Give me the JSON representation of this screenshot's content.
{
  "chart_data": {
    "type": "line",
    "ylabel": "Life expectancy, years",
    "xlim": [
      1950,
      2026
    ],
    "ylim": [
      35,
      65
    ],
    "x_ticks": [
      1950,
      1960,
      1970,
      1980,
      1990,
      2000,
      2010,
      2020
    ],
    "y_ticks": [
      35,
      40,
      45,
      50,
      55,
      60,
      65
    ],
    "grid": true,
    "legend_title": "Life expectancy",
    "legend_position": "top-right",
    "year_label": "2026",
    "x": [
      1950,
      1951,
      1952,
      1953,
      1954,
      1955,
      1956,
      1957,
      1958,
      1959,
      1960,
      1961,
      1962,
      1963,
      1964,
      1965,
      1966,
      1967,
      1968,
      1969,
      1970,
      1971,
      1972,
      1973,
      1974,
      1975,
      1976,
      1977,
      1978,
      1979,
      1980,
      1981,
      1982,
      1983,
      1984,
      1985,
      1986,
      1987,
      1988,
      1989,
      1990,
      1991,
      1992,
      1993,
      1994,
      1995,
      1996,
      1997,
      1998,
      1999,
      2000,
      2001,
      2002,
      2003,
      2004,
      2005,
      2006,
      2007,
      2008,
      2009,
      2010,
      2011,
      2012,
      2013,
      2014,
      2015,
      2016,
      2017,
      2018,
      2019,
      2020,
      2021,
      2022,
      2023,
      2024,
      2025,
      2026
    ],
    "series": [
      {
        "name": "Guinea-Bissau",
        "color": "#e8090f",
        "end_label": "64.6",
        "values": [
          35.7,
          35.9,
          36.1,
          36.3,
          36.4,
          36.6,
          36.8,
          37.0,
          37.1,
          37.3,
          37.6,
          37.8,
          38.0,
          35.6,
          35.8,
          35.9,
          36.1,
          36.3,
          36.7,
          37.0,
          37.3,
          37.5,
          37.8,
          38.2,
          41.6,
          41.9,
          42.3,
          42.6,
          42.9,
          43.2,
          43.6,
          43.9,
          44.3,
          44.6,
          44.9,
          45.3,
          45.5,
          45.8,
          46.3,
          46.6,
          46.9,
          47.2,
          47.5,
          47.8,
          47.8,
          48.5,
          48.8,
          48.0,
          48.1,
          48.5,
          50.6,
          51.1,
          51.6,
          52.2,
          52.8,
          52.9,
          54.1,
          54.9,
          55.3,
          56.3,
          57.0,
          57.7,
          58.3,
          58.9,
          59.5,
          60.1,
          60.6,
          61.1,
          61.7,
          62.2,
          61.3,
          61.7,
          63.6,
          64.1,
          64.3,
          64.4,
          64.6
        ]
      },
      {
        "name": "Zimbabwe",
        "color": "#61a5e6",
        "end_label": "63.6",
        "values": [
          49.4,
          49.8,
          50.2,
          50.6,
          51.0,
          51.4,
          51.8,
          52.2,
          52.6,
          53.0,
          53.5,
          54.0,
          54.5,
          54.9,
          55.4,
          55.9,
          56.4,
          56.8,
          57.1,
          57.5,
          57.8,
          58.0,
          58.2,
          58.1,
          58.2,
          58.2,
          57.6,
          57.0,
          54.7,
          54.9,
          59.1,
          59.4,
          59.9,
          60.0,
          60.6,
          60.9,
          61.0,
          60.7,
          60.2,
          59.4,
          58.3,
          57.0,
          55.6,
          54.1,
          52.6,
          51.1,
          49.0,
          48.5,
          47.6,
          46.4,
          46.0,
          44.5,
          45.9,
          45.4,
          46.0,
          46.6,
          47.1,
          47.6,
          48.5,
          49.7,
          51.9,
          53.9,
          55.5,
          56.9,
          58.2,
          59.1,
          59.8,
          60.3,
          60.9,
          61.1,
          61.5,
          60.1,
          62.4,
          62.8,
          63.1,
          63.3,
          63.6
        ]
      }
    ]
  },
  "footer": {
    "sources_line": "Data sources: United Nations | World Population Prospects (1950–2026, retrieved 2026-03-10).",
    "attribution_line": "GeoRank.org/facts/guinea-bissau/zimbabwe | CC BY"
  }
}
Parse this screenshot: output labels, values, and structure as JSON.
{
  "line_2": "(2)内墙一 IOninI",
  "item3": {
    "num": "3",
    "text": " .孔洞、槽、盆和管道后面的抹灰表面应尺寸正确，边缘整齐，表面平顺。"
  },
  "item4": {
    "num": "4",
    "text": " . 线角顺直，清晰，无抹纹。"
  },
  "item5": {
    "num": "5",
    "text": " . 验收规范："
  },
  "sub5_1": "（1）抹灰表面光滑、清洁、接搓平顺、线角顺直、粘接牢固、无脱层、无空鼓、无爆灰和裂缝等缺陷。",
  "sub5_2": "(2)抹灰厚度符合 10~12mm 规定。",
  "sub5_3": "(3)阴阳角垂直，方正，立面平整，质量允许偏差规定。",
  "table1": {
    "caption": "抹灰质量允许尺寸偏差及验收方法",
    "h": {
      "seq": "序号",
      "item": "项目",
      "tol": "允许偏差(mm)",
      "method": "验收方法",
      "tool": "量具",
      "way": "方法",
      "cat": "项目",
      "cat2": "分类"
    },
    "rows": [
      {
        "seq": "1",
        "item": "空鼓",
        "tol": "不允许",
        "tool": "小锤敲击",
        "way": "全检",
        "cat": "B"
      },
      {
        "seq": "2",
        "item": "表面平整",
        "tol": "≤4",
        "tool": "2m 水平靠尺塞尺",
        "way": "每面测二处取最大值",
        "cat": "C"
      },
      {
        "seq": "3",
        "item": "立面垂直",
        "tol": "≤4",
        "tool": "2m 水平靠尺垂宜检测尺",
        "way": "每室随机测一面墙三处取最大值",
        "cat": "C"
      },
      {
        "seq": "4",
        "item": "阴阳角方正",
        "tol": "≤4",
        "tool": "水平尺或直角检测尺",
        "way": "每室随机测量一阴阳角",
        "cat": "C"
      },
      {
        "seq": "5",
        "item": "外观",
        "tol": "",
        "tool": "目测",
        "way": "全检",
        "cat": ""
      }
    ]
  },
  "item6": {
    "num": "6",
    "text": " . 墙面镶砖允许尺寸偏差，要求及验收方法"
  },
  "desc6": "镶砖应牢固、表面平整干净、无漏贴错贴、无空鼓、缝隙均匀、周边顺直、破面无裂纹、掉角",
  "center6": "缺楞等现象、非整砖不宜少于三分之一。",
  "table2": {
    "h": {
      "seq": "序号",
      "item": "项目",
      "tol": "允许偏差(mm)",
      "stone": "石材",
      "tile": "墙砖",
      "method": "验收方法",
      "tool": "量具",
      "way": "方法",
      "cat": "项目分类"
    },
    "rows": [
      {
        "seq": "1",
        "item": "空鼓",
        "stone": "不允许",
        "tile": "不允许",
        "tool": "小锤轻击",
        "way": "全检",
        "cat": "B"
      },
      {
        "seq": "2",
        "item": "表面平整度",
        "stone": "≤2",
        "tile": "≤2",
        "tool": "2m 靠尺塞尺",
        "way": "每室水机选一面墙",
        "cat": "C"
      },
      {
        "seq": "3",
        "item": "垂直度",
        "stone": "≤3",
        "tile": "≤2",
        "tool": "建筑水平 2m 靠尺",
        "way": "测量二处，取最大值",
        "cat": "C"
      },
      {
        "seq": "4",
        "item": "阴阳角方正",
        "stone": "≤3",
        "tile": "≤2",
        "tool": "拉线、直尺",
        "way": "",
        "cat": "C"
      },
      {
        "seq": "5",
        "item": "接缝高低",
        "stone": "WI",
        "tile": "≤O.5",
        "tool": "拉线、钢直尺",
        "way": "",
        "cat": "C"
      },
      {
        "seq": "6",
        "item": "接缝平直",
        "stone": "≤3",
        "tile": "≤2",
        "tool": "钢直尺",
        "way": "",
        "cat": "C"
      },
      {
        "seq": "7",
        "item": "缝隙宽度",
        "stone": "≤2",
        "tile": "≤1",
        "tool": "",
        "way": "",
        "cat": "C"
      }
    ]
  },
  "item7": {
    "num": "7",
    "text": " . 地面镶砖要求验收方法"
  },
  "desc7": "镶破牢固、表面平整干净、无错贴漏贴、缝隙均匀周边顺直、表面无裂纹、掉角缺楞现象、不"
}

****************************************

=== WHAT TO DO ===
Which lines contain the word "this"? Copy each one.

=== FULL SOLUTION ===
Give me the JSON representation of this screenshot's content.
Parse this screenshot: output labels, values, and structure as JSON.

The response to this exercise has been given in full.